§ YOUR OBJECTIVE
Every entry that follows should be repeated exactly; drop the images.

§ DATA IN THIS EXERCISE
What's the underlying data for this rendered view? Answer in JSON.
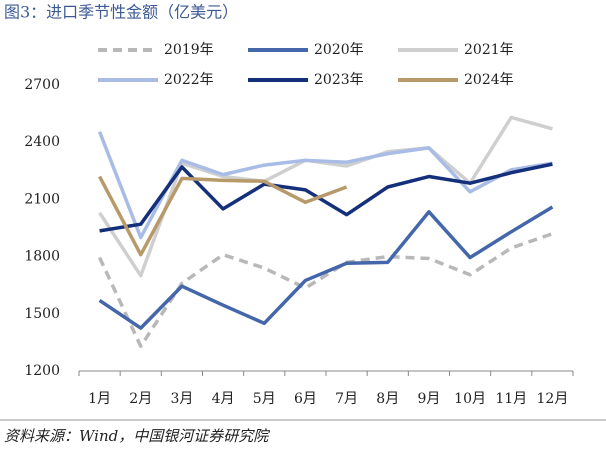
{
  "chart_data": {
    "type": "line",
    "title": "图3：进口季节性金额（亿美元）",
    "source": "资料来源：Wind，中国银河证券研究院",
    "categories": [
      "1月",
      "2月",
      "3月",
      "4月",
      "5月",
      "6月",
      "7月",
      "8月",
      "9月",
      "10月",
      "11月",
      "12月"
    ],
    "ylim": [
      1200,
      2700
    ],
    "yticks": [
      1200,
      1500,
      1800,
      2100,
      2400,
      2700
    ],
    "series": [
      {
        "name": "2019年",
        "color": "#b8b8b8",
        "style": "dashed",
        "values": [
          1795,
          1330,
          1660,
          1810,
          1740,
          1635,
          1770,
          1800,
          1790,
          1705,
          1845,
          1920
        ]
      },
      {
        "name": "2020年",
        "color": "#4466aa",
        "style": "solid",
        "values": [
          1570,
          1425,
          1645,
          1545,
          1450,
          1675,
          1765,
          1770,
          2035,
          1795,
          1930,
          2060
        ]
      },
      {
        "name": "2021年",
        "color": "#cfcfcf",
        "style": "solid",
        "values": [
          2030,
          1700,
          2290,
          2220,
          2195,
          2305,
          2275,
          2350,
          2370,
          2185,
          2530,
          2470
        ]
      },
      {
        "name": "2022年",
        "color": "#a8bce6",
        "style": "solid",
        "values": [
          2455,
          1900,
          2305,
          2230,
          2280,
          2305,
          2295,
          2340,
          2370,
          2140,
          2255,
          2290
        ]
      },
      {
        "name": "2023年",
        "color": "#15307a",
        "style": "solid",
        "values": [
          1935,
          1970,
          2270,
          2050,
          2180,
          2150,
          2020,
          2165,
          2220,
          2185,
          2240,
          2285
        ]
      },
      {
        "name": "2024年",
        "color": "#b89a6a",
        "style": "solid",
        "values": [
          2220,
          1810,
          2210,
          2200,
          2195,
          2085,
          2165,
          null,
          null,
          null,
          null,
          null
        ]
      }
    ]
  }
}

§ WRITTEN SOLUTION
What's the underlying data for this rendered view? Answer in JSON.
{
  "chart_data": {
    "type": "line",
    "title": "图3：进口季节性金额（亿美元）",
    "source": "资料来源：Wind，中国银河证券研究院",
    "categories": [
      "1月",
      "2月",
      "3月",
      "4月",
      "5月",
      "6月",
      "7月",
      "8月",
      "9月",
      "10月",
      "11月",
      "12月"
    ],
    "ylim": [
      1200,
      2700
    ],
    "yticks": [
      1200,
      1500,
      1800,
      2100,
      2400,
      2700
    ],
    "series": [
      {
        "name": "2019年",
        "color": "#b8b8b8",
        "style": "dashed",
        "values": [
          1795,
          1330,
          1660,
          1810,
          1740,
          1635,
          1770,
          1800,
          1790,
          1705,
          1845,
          1920
        ]
      },
      {
        "name": "2020年",
        "color": "#4466aa",
        "style": "solid",
        "values": [
          1570,
          1425,
          1645,
          1545,
          1450,
          1675,
          1765,
          1770,
          2035,
          1795,
          1930,
          2060
        ]
      },
      {
        "name": "2021年",
        "color": "#cfcfcf",
        "style": "solid",
        "values": [
          2030,
          1700,
          2290,
          2220,
          2195,
          2305,
          2275,
          2350,
          2370,
          2185,
          2530,
          2470
        ]
      },
      {
        "name": "2022年",
        "color": "#a8bce6",
        "style": "solid",
        "values": [
          2455,
          1900,
          2305,
          2230,
          2280,
          2305,
          2295,
          2340,
          2370,
          2140,
          2255,
          2290
        ]
      },
      {
        "name": "2023年",
        "color": "#15307a",
        "style": "solid",
        "values": [
          1935,
          1970,
          2270,
          2050,
          2180,
          2150,
          2020,
          2165,
          2220,
          2185,
          2240,
          2285
        ]
      },
      {
        "name": "2024年",
        "color": "#b89a6a",
        "style": "solid",
        "values": [
          2220,
          1810,
          2210,
          2200,
          2195,
          2085,
          2165,
          null,
          null,
          null,
          null,
          null
        ]
      }
    ]
  }
}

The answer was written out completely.